[Exercise aim]: Return the records exactly as they are.

[Supplied records]:
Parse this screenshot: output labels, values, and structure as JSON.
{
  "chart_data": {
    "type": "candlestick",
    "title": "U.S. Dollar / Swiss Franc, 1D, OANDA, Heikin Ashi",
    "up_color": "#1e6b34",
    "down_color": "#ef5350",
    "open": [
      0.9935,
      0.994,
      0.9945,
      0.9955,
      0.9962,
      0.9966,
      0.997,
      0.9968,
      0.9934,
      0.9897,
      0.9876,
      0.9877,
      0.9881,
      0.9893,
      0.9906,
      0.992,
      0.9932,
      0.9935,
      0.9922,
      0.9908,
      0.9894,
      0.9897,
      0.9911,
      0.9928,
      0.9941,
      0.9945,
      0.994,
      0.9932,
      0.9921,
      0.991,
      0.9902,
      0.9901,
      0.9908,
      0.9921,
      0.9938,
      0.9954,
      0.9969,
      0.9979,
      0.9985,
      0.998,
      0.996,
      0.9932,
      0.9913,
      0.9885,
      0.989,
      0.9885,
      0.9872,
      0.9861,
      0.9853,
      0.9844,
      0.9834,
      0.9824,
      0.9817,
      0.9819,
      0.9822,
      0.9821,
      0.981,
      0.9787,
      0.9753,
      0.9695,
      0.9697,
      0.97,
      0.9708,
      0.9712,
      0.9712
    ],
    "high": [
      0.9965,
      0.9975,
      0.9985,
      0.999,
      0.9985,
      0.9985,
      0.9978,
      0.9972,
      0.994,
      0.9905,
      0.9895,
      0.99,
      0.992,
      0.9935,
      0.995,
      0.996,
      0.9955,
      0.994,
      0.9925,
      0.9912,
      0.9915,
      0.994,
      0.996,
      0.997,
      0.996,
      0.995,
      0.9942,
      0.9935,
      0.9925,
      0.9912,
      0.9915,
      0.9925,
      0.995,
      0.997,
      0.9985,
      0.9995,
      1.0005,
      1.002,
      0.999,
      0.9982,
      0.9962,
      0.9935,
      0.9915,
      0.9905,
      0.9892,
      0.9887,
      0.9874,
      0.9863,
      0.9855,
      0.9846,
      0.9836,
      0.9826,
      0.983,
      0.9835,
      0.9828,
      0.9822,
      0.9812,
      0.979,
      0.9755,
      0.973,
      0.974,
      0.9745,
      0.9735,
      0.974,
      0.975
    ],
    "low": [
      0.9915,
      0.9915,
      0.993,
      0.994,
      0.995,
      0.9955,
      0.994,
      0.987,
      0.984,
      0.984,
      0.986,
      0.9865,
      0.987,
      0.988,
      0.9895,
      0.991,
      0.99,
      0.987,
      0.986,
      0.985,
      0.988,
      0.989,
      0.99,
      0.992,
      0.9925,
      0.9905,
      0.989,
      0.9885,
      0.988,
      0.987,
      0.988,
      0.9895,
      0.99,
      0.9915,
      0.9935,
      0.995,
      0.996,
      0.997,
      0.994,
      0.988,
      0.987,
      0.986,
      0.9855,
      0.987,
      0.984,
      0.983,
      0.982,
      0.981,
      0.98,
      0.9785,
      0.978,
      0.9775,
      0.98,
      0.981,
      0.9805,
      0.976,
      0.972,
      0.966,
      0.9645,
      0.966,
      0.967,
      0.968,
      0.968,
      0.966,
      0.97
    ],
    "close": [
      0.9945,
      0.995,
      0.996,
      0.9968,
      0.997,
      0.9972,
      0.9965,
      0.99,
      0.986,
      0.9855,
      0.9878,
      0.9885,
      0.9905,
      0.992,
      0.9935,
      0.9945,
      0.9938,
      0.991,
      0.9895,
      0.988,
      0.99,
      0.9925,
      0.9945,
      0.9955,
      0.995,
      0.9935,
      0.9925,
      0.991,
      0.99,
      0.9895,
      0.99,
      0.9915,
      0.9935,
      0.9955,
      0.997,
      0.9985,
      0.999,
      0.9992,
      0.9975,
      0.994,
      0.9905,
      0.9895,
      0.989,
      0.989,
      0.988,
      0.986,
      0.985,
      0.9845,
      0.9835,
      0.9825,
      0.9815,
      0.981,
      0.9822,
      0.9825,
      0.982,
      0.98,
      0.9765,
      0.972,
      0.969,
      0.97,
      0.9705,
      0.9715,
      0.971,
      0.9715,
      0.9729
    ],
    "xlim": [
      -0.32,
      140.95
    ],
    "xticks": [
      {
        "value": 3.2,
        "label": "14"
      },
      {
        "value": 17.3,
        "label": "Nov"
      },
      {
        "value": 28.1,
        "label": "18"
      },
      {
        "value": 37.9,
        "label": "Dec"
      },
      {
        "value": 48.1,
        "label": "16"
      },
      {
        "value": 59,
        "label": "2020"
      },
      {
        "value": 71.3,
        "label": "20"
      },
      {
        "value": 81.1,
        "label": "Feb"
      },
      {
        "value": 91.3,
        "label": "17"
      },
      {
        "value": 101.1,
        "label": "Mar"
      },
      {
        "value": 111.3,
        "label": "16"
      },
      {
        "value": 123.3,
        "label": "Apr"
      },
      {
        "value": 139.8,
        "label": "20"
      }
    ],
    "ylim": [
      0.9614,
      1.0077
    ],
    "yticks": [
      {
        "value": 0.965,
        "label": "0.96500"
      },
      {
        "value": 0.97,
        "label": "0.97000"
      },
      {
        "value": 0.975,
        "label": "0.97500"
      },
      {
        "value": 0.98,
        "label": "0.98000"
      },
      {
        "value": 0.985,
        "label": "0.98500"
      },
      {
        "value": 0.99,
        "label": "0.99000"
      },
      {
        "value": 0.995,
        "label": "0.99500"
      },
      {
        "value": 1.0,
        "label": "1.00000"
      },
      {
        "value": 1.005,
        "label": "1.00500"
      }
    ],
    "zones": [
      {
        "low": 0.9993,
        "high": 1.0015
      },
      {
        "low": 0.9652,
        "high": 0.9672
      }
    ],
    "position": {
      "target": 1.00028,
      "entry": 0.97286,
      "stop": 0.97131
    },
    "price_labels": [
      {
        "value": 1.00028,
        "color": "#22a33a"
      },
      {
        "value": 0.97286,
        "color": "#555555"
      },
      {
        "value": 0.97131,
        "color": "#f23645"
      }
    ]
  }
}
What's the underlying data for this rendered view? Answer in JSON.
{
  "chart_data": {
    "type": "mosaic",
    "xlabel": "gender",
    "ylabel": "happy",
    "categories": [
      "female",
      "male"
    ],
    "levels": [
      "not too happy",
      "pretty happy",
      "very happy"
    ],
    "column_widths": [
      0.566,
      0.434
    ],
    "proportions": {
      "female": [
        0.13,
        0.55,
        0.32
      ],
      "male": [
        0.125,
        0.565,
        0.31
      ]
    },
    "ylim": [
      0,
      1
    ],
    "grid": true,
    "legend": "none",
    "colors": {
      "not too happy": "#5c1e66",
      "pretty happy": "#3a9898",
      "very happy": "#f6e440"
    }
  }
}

[Written solution]:
Parse this screenshot: output labels, values, and structure as JSON.
{
  "chart_data": {
    "type": "candlestick",
    "title": "U.S. Dollar / Swiss Franc, 1D, OANDA, Heikin Ashi",
    "up_color": "#1e6b34",
    "down_color": "#ef5350",
    "open": [
      0.9935,
      0.994,
      0.9945,
      0.9955,
      0.9962,
      0.9966,
      0.997,
      0.9968,
      0.9934,
      0.9897,
      0.9876,
      0.9877,
      0.9881,
      0.9893,
      0.9906,
      0.992,
      0.9932,
      0.9935,
      0.9922,
      0.9908,
      0.9894,
      0.9897,
      0.9911,
      0.9928,
      0.9941,
      0.9945,
      0.994,
      0.9932,
      0.9921,
      0.991,
      0.9902,
      0.9901,
      0.9908,
      0.9921,
      0.9938,
      0.9954,
      0.9969,
      0.9979,
      0.9985,
      0.998,
      0.996,
      0.9932,
      0.9913,
      0.9885,
      0.989,
      0.9885,
      0.9872,
      0.9861,
      0.9853,
      0.9844,
      0.9834,
      0.9824,
      0.9817,
      0.9819,
      0.9822,
      0.9821,
      0.981,
      0.9787,
      0.9753,
      0.9695,
      0.9697,
      0.97,
      0.9708,
      0.9712,
      0.9712
    ],
    "high": [
      0.9965,
      0.9975,
      0.9985,
      0.999,
      0.9985,
      0.9985,
      0.9978,
      0.9972,
      0.994,
      0.9905,
      0.9895,
      0.99,
      0.992,
      0.9935,
      0.995,
      0.996,
      0.9955,
      0.994,
      0.9925,
      0.9912,
      0.9915,
      0.994,
      0.996,
      0.997,
      0.996,
      0.995,
      0.9942,
      0.9935,
      0.9925,
      0.9912,
      0.9915,
      0.9925,
      0.995,
      0.997,
      0.9985,
      0.9995,
      1.0005,
      1.002,
      0.999,
      0.9982,
      0.9962,
      0.9935,
      0.9915,
      0.9905,
      0.9892,
      0.9887,
      0.9874,
      0.9863,
      0.9855,
      0.9846,
      0.9836,
      0.9826,
      0.983,
      0.9835,
      0.9828,
      0.9822,
      0.9812,
      0.979,
      0.9755,
      0.973,
      0.974,
      0.9745,
      0.9735,
      0.974,
      0.975
    ],
    "low": [
      0.9915,
      0.9915,
      0.993,
      0.994,
      0.995,
      0.9955,
      0.994,
      0.987,
      0.984,
      0.984,
      0.986,
      0.9865,
      0.987,
      0.988,
      0.9895,
      0.991,
      0.99,
      0.987,
      0.986,
      0.985,
      0.988,
      0.989,
      0.99,
      0.992,
      0.9925,
      0.9905,
      0.989,
      0.9885,
      0.988,
      0.987,
      0.988,
      0.9895,
      0.99,
      0.9915,
      0.9935,
      0.995,
      0.996,
      0.997,
      0.994,
      0.988,
      0.987,
      0.986,
      0.9855,
      0.987,
      0.984,
      0.983,
      0.982,
      0.981,
      0.98,
      0.9785,
      0.978,
      0.9775,
      0.98,
      0.981,
      0.9805,
      0.976,
      0.972,
      0.966,
      0.9645,
      0.966,
      0.967,
      0.968,
      0.968,
      0.966,
      0.97
    ],
    "close": [
      0.9945,
      0.995,
      0.996,
      0.9968,
      0.997,
      0.9972,
      0.9965,
      0.99,
      0.986,
      0.9855,
      0.9878,
      0.9885,
      0.9905,
      0.992,
      0.9935,
      0.9945,
      0.9938,
      0.991,
      0.9895,
      0.988,
      0.99,
      0.9925,
      0.9945,
      0.9955,
      0.995,
      0.9935,
      0.9925,
      0.991,
      0.99,
      0.9895,
      0.99,
      0.9915,
      0.9935,
      0.9955,
      0.997,
      0.9985,
      0.999,
      0.9992,
      0.9975,
      0.994,
      0.9905,
      0.9895,
      0.989,
      0.989,
      0.988,
      0.986,
      0.985,
      0.9845,
      0.9835,
      0.9825,
      0.9815,
      0.981,
      0.9822,
      0.9825,
      0.982,
      0.98,
      0.9765,
      0.972,
      0.969,
      0.97,
      0.9705,
      0.9715,
      0.971,
      0.9715,
      0.9729
    ],
    "xlim": [
      -0.32,
      140.95
    ],
    "xticks": [
      {
        "value": 3.2,
        "label": "14"
      },
      {
        "value": 17.3,
        "label": "Nov"
      },
      {
        "value": 28.1,
        "label": "18"
      },
      {
        "value": 37.9,
        "label": "Dec"
      },
      {
        "value": 48.1,
        "label": "16"
      },
      {
        "value": 59,
        "label": "2020"
      },
      {
        "value": 71.3,
        "label": "20"
      },
      {
        "value": 81.1,
        "label": "Feb"
      },
      {
        "value": 91.3,
        "label": "17"
      },
      {
        "value": 101.1,
        "label": "Mar"
      },
      {
        "value": 111.3,
        "label": "16"
      },
      {
        "value": 123.3,
        "label": "Apr"
      },
      {
        "value": 139.8,
        "label": "20"
      }
    ],
    "ylim": [
      0.9614,
      1.0077
    ],
    "yticks": [
      {
        "value": 0.965,
        "label": "0.96500"
      },
      {
        "value": 0.97,
        "label": "0.97000"
      },
      {
        "value": 0.975,
        "label": "0.97500"
      },
      {
        "value": 0.98,
        "label": "0.98000"
      },
      {
        "value": 0.985,
        "label": "0.98500"
      },
      {
        "value": 0.99,
        "label": "0.99000"
      },
      {
        "value": 0.995,
        "label": "0.99500"
      },
      {
        "value": 1.0,
        "label": "1.00000"
      },
      {
        "value": 1.005,
        "label": "1.00500"
      }
    ],
    "zones": [
      {
        "low": 0.9993,
        "high": 1.0015
      },
      {
        "low": 0.9652,
        "high": 0.9672
      }
    ],
    "position": {
      "target": 1.00028,
      "entry": 0.97286,
      "stop": 0.97131
    },
    "price_labels": [
      {
        "value": 1.00028,
        "color": "#22a33a"
      },
      {
        "value": 0.97286,
        "color": "#555555"
      },
      {
        "value": 0.97131,
        "color": "#f23645"
      }
    ]
  }
}
What's the underlying data for this rendered view? Answer in JSON.
{
  "chart_data": {
    "type": "mosaic",
    "xlabel": "gender",
    "ylabel": "happy",
    "categories": [
      "female",
      "male"
    ],
    "levels": [
      "not too happy",
      "pretty happy",
      "very happy"
    ],
    "column_widths": [
      0.566,
      0.434
    ],
    "proportions": {
      "female": [
        0.13,
        0.55,
        0.32
      ],
      "male": [
        0.125,
        0.565,
        0.31
      ]
    },
    "ylim": [
      0,
      1
    ],
    "grid": true,
    "legend": "none",
    "colors": {
      "not too happy": "#5c1e66",
      "pretty happy": "#3a9898",
      "very happy": "#f6e440"
    }
  }
}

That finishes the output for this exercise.